(Saved entries)
################

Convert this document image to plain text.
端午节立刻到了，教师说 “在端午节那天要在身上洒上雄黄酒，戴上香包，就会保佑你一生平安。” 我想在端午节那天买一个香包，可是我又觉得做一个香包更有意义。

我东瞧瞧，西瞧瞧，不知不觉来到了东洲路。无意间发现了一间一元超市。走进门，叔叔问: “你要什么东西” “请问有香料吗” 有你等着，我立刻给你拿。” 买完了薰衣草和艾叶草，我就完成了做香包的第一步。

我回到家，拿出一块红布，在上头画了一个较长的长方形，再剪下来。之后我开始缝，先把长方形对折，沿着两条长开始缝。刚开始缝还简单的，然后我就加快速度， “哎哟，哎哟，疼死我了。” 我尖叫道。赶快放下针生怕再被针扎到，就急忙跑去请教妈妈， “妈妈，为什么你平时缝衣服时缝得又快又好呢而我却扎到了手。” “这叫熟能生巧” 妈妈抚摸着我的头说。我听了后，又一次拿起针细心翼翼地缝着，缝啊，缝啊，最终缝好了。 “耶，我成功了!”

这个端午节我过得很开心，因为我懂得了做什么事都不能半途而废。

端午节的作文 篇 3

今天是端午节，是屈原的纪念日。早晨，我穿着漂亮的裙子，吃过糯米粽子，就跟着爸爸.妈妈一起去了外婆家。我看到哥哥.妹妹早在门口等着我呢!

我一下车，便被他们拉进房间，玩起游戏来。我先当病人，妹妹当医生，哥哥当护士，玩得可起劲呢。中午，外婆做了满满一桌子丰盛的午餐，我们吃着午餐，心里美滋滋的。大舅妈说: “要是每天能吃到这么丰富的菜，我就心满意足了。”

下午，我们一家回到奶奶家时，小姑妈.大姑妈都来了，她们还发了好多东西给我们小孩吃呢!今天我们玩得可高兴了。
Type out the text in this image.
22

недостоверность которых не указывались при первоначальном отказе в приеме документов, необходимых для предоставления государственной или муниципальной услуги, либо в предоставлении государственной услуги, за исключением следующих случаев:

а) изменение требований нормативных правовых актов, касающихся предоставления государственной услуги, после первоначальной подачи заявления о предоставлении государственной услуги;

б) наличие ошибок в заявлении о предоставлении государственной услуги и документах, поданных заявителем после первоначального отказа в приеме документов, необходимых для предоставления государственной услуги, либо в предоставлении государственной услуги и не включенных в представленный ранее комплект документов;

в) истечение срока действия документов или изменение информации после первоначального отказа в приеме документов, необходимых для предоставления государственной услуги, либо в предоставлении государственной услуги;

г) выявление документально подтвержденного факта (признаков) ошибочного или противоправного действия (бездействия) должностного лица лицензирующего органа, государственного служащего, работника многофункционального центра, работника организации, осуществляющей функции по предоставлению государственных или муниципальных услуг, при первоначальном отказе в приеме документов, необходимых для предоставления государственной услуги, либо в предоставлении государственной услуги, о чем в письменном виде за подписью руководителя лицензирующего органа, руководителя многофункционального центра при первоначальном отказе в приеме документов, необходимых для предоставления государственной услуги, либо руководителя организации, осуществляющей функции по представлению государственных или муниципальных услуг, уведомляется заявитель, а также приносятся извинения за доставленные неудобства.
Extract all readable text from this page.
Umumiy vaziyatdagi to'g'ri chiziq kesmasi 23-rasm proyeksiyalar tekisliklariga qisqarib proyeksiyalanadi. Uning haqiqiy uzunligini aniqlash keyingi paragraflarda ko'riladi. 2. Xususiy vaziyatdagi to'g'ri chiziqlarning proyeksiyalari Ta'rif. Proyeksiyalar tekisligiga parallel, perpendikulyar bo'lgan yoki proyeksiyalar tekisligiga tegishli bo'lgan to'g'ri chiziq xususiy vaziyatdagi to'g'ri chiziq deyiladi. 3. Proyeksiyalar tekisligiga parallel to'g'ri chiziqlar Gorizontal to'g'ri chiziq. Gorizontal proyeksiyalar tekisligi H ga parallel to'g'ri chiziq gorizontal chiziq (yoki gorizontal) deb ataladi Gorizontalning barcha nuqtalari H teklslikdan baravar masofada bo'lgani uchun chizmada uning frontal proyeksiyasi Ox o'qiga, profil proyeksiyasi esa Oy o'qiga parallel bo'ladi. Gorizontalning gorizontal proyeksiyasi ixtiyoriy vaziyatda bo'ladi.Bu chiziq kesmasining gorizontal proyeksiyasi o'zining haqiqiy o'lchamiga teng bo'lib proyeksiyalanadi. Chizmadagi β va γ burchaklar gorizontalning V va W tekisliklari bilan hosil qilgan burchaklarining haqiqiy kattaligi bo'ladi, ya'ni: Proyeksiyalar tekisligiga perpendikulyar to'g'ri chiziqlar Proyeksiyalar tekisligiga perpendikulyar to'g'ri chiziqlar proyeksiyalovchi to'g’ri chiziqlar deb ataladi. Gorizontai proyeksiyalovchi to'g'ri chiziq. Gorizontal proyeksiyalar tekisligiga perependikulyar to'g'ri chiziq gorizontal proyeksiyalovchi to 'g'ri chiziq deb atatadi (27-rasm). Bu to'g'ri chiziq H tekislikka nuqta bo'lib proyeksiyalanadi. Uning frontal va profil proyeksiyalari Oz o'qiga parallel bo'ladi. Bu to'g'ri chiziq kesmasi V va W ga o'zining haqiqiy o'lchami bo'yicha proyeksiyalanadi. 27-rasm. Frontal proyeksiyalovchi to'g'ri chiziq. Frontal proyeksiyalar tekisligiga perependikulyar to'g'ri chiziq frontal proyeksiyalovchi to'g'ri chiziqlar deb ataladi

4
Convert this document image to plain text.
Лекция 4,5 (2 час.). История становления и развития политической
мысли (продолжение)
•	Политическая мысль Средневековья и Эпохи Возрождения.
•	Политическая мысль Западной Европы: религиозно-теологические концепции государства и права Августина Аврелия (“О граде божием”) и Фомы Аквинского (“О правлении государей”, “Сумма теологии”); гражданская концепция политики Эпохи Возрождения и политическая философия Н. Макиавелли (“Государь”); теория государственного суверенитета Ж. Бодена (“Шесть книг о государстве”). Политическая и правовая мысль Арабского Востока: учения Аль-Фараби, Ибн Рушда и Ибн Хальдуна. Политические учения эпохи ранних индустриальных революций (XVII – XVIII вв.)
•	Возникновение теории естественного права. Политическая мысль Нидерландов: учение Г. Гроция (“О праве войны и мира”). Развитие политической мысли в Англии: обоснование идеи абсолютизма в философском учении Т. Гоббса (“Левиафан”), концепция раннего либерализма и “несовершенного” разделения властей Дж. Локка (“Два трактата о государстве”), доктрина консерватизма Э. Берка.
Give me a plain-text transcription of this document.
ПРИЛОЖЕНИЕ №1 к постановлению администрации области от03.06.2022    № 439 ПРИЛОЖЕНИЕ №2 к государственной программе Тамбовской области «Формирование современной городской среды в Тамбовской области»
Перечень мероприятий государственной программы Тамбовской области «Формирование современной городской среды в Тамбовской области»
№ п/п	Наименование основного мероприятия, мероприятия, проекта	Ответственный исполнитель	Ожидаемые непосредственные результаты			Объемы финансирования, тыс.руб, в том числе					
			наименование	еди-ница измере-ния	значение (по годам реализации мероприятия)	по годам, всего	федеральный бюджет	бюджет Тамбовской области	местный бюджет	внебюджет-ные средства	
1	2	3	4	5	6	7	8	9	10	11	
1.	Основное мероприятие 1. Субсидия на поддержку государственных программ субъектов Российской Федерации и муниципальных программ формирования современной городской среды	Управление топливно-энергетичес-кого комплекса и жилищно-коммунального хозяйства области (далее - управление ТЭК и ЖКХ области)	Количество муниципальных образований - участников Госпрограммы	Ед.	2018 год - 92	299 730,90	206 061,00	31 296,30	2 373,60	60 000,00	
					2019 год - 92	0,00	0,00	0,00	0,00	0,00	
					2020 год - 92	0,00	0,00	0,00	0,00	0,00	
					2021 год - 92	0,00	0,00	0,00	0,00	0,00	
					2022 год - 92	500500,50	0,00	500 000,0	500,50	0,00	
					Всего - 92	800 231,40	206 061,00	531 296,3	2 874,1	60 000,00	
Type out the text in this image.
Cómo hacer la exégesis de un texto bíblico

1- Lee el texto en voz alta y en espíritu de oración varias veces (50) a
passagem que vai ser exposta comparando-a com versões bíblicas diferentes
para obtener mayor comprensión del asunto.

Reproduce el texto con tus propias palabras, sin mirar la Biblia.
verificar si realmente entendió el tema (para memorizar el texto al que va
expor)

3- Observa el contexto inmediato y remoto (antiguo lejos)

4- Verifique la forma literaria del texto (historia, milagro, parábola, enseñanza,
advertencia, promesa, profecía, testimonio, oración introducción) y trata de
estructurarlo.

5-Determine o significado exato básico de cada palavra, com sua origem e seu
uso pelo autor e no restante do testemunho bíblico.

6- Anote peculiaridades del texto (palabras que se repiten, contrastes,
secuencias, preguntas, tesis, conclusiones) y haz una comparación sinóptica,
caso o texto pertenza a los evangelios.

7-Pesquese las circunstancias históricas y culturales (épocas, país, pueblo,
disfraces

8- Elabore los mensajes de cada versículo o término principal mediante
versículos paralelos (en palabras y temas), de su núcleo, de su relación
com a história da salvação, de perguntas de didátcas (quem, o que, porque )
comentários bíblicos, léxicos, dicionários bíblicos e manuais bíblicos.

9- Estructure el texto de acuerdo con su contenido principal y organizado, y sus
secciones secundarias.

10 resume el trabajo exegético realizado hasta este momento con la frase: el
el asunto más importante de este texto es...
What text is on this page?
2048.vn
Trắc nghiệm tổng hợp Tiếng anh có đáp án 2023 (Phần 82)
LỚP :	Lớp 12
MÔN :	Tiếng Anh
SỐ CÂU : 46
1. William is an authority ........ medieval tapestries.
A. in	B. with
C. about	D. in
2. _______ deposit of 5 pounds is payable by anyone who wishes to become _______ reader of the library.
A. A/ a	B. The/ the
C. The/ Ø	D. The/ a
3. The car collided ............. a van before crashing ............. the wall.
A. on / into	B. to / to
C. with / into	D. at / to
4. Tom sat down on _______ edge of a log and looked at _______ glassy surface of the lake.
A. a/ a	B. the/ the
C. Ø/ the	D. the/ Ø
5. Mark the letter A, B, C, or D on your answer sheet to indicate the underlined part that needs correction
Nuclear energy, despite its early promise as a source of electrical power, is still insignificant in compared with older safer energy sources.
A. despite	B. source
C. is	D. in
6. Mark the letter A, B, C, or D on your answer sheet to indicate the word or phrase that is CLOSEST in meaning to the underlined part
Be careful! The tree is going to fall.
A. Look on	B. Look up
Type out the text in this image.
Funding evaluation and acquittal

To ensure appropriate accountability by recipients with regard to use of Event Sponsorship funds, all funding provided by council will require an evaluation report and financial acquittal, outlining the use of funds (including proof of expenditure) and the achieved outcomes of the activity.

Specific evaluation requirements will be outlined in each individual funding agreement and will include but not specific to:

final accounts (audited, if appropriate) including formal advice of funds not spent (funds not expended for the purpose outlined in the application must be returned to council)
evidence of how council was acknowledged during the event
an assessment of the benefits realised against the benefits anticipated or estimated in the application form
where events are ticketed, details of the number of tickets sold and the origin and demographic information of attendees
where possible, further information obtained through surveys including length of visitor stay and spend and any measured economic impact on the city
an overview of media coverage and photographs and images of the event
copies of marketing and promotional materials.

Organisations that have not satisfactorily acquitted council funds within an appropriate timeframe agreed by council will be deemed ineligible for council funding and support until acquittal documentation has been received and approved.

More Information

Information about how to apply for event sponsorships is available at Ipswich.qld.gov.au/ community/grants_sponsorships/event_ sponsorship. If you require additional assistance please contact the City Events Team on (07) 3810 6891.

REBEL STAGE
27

################

* SHORT PROBLEM *
Go through the entries and return each line where the word "Тамбовской" appears.

* ANSWER TO THIS PROBLEM *
ПРИЛОЖЕНИЕ №1 к постановлению администрации области от03.06.2022    № 439 ПРИЛОЖЕНИЕ №2 к государственной программе Тамбовской области «Формирование современной городской среды в Тамбовской области»
Перечень мероприятий государственной программы Тамбовской области «Формирование современной городской среды в Тамбовской области»
			наименование	еди-ница измере-ния	значение (по годам реализации мероприятия)	по годам, всего	федеральный бюджет	бюджет Тамбовской области	местный бюджет	внебюджет-ные средства	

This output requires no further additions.